(Collected data)
════

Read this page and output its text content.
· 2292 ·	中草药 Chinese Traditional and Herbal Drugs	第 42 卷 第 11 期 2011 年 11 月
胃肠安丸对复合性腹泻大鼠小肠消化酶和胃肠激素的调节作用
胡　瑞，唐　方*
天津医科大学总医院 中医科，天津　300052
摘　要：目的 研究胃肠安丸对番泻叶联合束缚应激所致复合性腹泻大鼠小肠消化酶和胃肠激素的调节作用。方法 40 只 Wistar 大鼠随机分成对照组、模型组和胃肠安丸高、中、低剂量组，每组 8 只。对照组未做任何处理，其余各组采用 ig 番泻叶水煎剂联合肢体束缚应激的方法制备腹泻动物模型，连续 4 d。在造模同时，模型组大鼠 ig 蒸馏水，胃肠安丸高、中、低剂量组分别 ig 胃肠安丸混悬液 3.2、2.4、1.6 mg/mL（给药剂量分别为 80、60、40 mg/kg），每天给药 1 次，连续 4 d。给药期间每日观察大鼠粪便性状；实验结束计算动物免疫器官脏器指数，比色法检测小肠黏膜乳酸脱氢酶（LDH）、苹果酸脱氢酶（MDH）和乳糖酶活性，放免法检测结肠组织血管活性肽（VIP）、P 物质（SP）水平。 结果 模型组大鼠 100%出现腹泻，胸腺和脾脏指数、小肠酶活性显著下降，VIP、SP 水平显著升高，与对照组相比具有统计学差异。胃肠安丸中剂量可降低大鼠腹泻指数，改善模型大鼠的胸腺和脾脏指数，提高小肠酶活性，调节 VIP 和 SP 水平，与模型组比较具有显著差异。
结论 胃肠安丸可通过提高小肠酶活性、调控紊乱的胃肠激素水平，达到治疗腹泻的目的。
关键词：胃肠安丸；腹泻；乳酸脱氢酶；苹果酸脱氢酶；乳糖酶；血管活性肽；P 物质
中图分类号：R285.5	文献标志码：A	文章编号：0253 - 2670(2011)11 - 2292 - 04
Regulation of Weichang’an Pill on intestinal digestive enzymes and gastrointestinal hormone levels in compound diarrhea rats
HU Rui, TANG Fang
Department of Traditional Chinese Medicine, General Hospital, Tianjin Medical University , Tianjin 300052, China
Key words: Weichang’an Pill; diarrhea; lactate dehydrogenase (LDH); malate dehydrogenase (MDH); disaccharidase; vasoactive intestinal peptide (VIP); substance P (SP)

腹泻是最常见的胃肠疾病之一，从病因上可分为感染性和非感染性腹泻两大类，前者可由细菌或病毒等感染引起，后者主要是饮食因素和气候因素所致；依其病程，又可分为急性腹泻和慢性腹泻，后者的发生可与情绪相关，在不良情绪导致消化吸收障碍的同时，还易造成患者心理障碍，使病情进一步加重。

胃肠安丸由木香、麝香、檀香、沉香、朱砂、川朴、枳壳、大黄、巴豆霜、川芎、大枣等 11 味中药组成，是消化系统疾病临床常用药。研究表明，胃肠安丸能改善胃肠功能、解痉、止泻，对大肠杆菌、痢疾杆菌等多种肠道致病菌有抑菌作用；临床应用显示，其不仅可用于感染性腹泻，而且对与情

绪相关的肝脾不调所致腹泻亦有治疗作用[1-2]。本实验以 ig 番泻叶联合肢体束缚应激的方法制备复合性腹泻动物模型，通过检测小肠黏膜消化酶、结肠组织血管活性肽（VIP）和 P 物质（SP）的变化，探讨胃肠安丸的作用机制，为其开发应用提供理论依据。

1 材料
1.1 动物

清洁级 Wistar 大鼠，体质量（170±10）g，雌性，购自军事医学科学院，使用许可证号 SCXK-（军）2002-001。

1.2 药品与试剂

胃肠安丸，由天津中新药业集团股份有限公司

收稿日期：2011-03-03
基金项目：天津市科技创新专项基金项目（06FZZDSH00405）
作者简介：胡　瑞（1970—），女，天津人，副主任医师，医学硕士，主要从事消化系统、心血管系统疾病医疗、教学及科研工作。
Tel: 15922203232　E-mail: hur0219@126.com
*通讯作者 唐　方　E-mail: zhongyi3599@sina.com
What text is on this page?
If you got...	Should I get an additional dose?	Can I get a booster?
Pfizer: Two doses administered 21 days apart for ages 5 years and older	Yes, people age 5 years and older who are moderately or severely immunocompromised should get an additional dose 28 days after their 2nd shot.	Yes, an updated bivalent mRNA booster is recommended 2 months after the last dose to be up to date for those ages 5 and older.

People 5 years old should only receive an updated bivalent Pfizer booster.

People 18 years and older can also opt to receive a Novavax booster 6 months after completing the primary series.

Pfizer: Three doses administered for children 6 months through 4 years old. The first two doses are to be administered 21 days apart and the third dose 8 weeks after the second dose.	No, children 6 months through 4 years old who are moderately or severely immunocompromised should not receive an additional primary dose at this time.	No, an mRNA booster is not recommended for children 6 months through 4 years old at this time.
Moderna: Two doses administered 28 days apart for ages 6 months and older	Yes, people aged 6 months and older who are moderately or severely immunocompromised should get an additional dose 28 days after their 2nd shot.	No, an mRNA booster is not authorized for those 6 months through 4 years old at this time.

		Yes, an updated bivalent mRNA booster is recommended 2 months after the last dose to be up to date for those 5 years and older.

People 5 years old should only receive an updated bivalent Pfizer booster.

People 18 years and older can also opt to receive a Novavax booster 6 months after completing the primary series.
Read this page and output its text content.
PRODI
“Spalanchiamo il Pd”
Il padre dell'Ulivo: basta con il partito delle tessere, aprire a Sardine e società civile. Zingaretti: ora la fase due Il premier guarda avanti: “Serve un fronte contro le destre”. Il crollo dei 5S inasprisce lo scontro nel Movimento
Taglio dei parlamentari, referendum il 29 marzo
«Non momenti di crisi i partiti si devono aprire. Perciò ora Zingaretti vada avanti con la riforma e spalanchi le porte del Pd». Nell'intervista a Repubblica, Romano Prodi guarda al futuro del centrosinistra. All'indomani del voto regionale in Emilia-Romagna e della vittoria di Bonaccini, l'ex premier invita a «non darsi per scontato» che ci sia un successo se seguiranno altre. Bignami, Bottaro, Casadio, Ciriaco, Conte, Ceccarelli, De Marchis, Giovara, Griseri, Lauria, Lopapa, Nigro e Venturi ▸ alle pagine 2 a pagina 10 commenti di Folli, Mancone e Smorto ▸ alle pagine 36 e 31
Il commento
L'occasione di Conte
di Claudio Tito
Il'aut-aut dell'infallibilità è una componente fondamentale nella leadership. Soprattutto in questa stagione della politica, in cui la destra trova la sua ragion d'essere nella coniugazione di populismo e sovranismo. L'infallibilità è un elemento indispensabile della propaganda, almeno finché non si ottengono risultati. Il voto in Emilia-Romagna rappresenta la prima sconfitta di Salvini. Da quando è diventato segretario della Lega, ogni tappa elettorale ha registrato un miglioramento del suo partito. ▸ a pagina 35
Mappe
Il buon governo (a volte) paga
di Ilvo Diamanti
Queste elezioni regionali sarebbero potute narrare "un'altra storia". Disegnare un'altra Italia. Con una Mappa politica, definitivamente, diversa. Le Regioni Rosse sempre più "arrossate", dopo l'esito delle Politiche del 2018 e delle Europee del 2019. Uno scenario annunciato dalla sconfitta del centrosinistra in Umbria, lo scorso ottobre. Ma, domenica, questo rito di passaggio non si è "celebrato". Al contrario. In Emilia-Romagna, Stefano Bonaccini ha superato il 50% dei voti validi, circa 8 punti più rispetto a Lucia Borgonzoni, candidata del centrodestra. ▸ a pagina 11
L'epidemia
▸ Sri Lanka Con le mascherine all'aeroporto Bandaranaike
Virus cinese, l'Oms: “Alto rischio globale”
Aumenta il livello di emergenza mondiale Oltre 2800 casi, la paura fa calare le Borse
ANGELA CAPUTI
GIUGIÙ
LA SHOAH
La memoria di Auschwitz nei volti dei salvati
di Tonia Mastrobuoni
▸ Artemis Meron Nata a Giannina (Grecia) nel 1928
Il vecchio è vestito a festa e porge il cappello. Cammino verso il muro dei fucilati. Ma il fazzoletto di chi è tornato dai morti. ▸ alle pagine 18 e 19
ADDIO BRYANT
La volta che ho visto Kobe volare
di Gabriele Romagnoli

════

Your answer must be the count of lines in the data that contain "mail", with no added words.

2